-- EXERCISE DIRECTIONS --
Would you extract the whole listing below and retype it exactly?

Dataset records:

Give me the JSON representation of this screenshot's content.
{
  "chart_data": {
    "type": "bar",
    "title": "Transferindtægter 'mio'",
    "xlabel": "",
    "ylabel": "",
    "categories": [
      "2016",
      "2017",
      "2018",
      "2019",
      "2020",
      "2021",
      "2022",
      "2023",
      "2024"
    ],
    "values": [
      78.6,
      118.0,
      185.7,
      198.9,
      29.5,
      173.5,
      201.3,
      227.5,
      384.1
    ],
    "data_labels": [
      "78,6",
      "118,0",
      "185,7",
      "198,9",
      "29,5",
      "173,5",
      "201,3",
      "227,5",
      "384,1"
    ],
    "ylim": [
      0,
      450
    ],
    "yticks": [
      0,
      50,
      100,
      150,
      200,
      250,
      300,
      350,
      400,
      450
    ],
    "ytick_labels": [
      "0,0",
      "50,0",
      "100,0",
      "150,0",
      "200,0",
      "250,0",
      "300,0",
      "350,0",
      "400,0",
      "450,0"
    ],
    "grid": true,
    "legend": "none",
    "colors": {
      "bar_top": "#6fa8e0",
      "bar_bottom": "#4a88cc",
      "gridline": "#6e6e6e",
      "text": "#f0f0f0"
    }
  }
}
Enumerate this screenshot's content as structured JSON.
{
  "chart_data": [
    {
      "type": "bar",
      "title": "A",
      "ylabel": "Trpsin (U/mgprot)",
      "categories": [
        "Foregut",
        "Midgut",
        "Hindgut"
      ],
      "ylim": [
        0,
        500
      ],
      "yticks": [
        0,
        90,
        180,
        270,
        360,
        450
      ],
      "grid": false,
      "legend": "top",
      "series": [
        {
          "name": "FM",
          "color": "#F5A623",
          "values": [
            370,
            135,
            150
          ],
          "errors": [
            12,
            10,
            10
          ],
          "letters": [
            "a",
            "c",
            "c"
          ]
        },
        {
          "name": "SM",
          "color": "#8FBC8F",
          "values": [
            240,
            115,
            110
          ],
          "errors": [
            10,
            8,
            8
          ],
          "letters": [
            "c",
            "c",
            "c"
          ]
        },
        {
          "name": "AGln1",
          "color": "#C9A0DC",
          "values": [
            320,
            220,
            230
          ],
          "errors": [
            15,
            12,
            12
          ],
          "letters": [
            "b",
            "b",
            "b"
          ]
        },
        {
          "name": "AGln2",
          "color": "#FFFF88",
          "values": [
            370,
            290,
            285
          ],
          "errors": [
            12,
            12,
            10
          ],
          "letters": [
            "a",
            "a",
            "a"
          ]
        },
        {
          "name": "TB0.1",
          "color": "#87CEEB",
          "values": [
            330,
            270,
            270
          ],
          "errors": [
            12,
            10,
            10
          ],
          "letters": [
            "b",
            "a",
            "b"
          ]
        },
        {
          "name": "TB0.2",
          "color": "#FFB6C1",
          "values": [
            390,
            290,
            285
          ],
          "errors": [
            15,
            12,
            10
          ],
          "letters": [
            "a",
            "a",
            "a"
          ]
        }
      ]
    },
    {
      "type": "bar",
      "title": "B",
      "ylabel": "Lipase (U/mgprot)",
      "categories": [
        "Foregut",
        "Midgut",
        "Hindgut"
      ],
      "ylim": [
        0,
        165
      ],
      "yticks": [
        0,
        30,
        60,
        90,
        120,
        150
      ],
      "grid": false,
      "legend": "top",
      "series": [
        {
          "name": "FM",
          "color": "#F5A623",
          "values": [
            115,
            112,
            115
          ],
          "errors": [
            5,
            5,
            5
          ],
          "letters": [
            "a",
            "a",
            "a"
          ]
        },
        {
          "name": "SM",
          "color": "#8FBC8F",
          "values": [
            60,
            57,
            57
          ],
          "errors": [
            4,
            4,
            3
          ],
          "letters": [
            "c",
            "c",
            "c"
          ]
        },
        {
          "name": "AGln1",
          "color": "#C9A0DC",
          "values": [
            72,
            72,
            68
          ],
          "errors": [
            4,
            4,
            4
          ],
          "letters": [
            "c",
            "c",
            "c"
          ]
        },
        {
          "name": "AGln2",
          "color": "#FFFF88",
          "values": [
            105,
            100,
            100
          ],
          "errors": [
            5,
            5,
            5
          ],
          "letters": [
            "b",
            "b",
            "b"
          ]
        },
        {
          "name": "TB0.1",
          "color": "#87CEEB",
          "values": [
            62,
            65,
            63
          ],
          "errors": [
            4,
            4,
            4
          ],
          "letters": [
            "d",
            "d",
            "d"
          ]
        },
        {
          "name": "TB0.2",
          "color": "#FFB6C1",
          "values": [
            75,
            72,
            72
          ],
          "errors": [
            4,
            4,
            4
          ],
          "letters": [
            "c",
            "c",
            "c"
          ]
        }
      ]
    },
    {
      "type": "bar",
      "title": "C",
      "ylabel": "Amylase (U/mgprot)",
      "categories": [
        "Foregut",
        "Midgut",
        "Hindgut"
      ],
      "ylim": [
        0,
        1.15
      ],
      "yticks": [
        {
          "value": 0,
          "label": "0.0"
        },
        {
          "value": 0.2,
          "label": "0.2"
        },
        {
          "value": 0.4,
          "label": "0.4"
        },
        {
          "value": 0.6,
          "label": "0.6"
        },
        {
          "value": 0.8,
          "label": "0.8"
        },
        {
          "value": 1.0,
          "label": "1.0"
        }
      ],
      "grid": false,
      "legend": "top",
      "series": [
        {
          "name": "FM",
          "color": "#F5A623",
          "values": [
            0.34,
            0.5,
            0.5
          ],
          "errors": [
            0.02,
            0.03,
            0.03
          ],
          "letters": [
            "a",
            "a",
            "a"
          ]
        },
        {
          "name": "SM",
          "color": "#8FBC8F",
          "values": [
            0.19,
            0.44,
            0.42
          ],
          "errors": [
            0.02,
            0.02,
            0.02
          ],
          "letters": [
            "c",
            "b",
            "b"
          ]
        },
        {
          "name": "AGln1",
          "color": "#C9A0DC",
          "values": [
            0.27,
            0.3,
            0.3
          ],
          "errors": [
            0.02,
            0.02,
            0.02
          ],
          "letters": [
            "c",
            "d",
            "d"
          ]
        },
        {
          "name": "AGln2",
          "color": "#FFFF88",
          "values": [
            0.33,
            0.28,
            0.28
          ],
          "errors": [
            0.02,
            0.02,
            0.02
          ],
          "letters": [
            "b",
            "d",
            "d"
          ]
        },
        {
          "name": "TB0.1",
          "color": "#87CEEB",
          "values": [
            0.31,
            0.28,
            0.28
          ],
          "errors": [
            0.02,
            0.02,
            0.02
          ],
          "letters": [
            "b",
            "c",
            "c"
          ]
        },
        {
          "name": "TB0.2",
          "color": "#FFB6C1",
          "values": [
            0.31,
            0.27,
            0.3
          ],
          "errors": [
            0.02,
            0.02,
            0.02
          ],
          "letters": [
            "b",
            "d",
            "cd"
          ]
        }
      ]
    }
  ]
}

-- WRITTEN SOLUTION --
Give me the JSON representation of this screenshot's content.
{
  "chart_data": {
    "type": "bar",
    "title": "Transferindtægter 'mio'",
    "xlabel": "",
    "ylabel": "",
    "categories": [
      "2016",
      "2017",
      "2018",
      "2019",
      "2020",
      "2021",
      "2022",
      "2023",
      "2024"
    ],
    "values": [
      78.6,
      118.0,
      185.7,
      198.9,
      29.5,
      173.5,
      201.3,
      227.5,
      384.1
    ],
    "data_labels": [
      "78,6",
      "118,0",
      "185,7",
      "198,9",
      "29,5",
      "173,5",
      "201,3",
      "227,5",
      "384,1"
    ],
    "ylim": [
      0,
      450
    ],
    "yticks": [
      0,
      50,
      100,
      150,
      200,
      250,
      300,
      350,
      400,
      450
    ],
    "ytick_labels": [
      "0,0",
      "50,0",
      "100,0",
      "150,0",
      "200,0",
      "250,0",
      "300,0",
      "350,0",
      "400,0",
      "450,0"
    ],
    "grid": true,
    "legend": "none",
    "colors": {
      "bar_top": "#6fa8e0",
      "bar_bottom": "#4a88cc",
      "gridline": "#6e6e6e",
      "text": "#f0f0f0"
    }
  }
}
Enumerate this screenshot's content as structured JSON.
{
  "chart_data": [
    {
      "type": "bar",
      "title": "A",
      "ylabel": "Trpsin (U/mgprot)",
      "categories": [
        "Foregut",
        "Midgut",
        "Hindgut"
      ],
      "ylim": [
        0,
        500
      ],
      "yticks": [
        0,
        90,
        180,
        270,
        360,
        450
      ],
      "grid": false,
      "legend": "top",
      "series": [
        {
          "name": "FM",
          "color": "#F5A623",
          "values": [
            370,
            135,
            150
          ],
          "errors": [
            12,
            10,
            10
          ],
          "letters": [
            "a",
            "c",
            "c"
          ]
        },
        {
          "name": "SM",
          "color": "#8FBC8F",
          "values": [
            240,
            115,
            110
          ],
          "errors": [
            10,
            8,
            8
          ],
          "letters": [
            "c",
            "c",
            "c"
          ]
        },
        {
          "name": "AGln1",
          "color": "#C9A0DC",
          "values": [
            320,
            220,
            230
          ],
          "errors": [
            15,
            12,
            12
          ],
          "letters": [
            "b",
            "b",
            "b"
          ]
        },
        {
          "name": "AGln2",
          "color": "#FFFF88",
          "values": [
            370,
            290,
            285
          ],
          "errors": [
            12,
            12,
            10
          ],
          "letters": [
            "a",
            "a",
            "a"
          ]
        },
        {
          "name": "TB0.1",
          "color": "#87CEEB",
          "values": [
            330,
            270,
            270
          ],
          "errors": [
            12,
            10,
            10
          ],
          "letters": [
            "b",
            "a",
            "b"
          ]
        },
        {
          "name": "TB0.2",
          "color": "#FFB6C1",
          "values": [
            390,
            290,
            285
          ],
          "errors": [
            15,
            12,
            10
          ],
          "letters": [
            "a",
            "a",
            "a"
          ]
        }
      ]
    },
    {
      "type": "bar",
      "title": "B",
      "ylabel": "Lipase (U/mgprot)",
      "categories": [
        "Foregut",
        "Midgut",
        "Hindgut"
      ],
      "ylim": [
        0,
        165
      ],
      "yticks": [
        0,
        30,
        60,
        90,
        120,
        150
      ],
      "grid": false,
      "legend": "top",
      "series": [
        {
          "name": "FM",
          "color": "#F5A623",
          "values": [
            115,
            112,
            115
          ],
          "errors": [
            5,
            5,
            5
          ],
          "letters": [
            "a",
            "a",
            "a"
          ]
        },
        {
          "name": "SM",
          "color": "#8FBC8F",
          "values": [
            60,
            57,
            57
          ],
          "errors": [
            4,
            4,
            3
          ],
          "letters": [
            "c",
            "c",
            "c"
          ]
        },
        {
          "name": "AGln1",
          "color": "#C9A0DC",
          "values": [
            72,
            72,
            68
          ],
          "errors": [
            4,
            4,
            4
          ],
          "letters": [
            "c",
            "c",
            "c"
          ]
        },
        {
          "name": "AGln2",
          "color": "#FFFF88",
          "values": [
            105,
            100,
            100
          ],
          "errors": [
            5,
            5,
            5
          ],
          "letters": [
            "b",
            "b",
            "b"
          ]
        },
        {
          "name": "TB0.1",
          "color": "#87CEEB",
          "values": [
            62,
            65,
            63
          ],
          "errors": [
            4,
            4,
            4
          ],
          "letters": [
            "d",
            "d",
            "d"
          ]
        },
        {
          "name": "TB0.2",
          "color": "#FFB6C1",
          "values": [
            75,
            72,
            72
          ],
          "errors": [
            4,
            4,
            4
          ],
          "letters": [
            "c",
            "c",
            "c"
          ]
        }
      ]
    },
    {
      "type": "bar",
      "title": "C",
      "ylabel": "Amylase (U/mgprot)",
      "categories": [
        "Foregut",
        "Midgut",
        "Hindgut"
      ],
      "ylim": [
        0,
        1.15
      ],
      "yticks": [
        {
          "value": 0,
          "label": "0.0"
        },
        {
          "value": 0.2,
          "label": "0.2"
        },
        {
          "value": 0.4,
          "label": "0.4"
        },
        {
          "value": 0.6,
          "label": "0.6"
        },
        {
          "value": 0.8,
          "label": "0.8"
        },
        {
          "value": 1.0,
          "label": "1.0"
        }
      ],
      "grid": false,
      "legend": "top",
      "series": [
        {
          "name": "FM",
          "color": "#F5A623",
          "values": [
            0.34,
            0.5,
            0.5
          ],
          "errors": [
            0.02,
            0.03,
            0.03
          ],
          "letters": [
            "a",
            "a",
            "a"
          ]
        },
        {
          "name": "SM",
          "color": "#8FBC8F",
          "values": [
            0.19,
            0.44,
            0.42
          ],
          "errors": [
            0.02,
            0.02,
            0.02
          ],
          "letters": [
            "c",
            "b",
            "b"
          ]
        },
        {
          "name": "AGln1",
          "color": "#C9A0DC",
          "values": [
            0.27,
            0.3,
            0.3
          ],
          "errors": [
            0.02,
            0.02,
            0.02
          ],
          "letters": [
            "c",
            "d",
            "d"
          ]
        },
        {
          "name": "AGln2",
          "color": "#FFFF88",
          "values": [
            0.33,
            0.28,
            0.28
          ],
          "errors": [
            0.02,
            0.02,
            0.02
          ],
          "letters": [
            "b",
            "d",
            "d"
          ]
        },
        {
          "name": "TB0.1",
          "color": "#87CEEB",
          "values": [
            0.31,
            0.28,
            0.28
          ],
          "errors": [
            0.02,
            0.02,
            0.02
          ],
          "letters": [
            "b",
            "c",
            "c"
          ]
        },
        {
          "name": "TB0.2",
          "color": "#FFB6C1",
          "values": [
            0.31,
            0.27,
            0.3
          ],
          "errors": [
            0.02,
            0.02,
            0.02
          ],
          "letters": [
            "b",
            "d",
            "cd"
          ]
        }
      ]
    }
  ]
}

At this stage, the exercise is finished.